* **Task**
Repeat the listing in full, exactly as it stands.

BEGIN Record excerpts

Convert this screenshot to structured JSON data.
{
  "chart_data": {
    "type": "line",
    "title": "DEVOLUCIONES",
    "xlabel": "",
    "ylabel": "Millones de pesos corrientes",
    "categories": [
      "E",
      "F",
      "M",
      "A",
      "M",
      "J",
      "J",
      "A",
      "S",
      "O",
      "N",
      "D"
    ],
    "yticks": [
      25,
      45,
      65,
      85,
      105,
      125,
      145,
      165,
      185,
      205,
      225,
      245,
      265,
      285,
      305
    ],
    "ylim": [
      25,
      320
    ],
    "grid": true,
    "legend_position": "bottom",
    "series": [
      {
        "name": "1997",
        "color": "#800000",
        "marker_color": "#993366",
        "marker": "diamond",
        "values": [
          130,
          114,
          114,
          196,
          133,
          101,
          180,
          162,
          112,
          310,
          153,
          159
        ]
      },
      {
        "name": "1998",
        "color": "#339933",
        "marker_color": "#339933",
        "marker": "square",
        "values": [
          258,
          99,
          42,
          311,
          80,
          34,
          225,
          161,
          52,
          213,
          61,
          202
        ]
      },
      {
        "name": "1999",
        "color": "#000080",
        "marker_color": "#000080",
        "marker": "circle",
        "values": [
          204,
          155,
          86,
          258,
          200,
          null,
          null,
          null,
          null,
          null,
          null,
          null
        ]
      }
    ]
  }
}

END Record excerpts

* **Written answer**
Convert this screenshot to structured JSON data.
{
  "chart_data": {
    "type": "line",
    "title": "DEVOLUCIONES",
    "xlabel": "",
    "ylabel": "Millones de pesos corrientes",
    "categories": [
      "E",
      "F",
      "M",
      "A",
      "M",
      "J",
      "J",
      "A",
      "S",
      "O",
      "N",
      "D"
    ],
    "yticks": [
      25,
      45,
      65,
      85,
      105,
      125,
      145,
      165,
      185,
      205,
      225,
      245,
      265,
      285,
      305
    ],
    "ylim": [
      25,
      320
    ],
    "grid": true,
    "legend_position": "bottom",
    "series": [
      {
        "name": "1997",
        "color": "#800000",
        "marker_color": "#993366",
        "marker": "diamond",
        "values": [
          130,
          114,
          114,
          196,
          133,
          101,
          180,
          162,
          112,
          310,
          153,
          159
        ]
      },
      {
        "name": "1998",
        "color": "#339933",
        "marker_color": "#339933",
        "marker": "square",
        "values": [
          258,
          99,
          42,
          311,
          80,
          34,
          225,
          161,
          52,
          213,
          61,
          202
        ]
      },
      {
        "name": "1999",
        "color": "#000080",
        "marker_color": "#000080",
        "marker": "circle",
        "values": [
          204,
          155,
          86,
          258,
          200,
          null,
          null,
          null,
          null,
          null,
          null,
          null
        ]
      }
    ]
  }
}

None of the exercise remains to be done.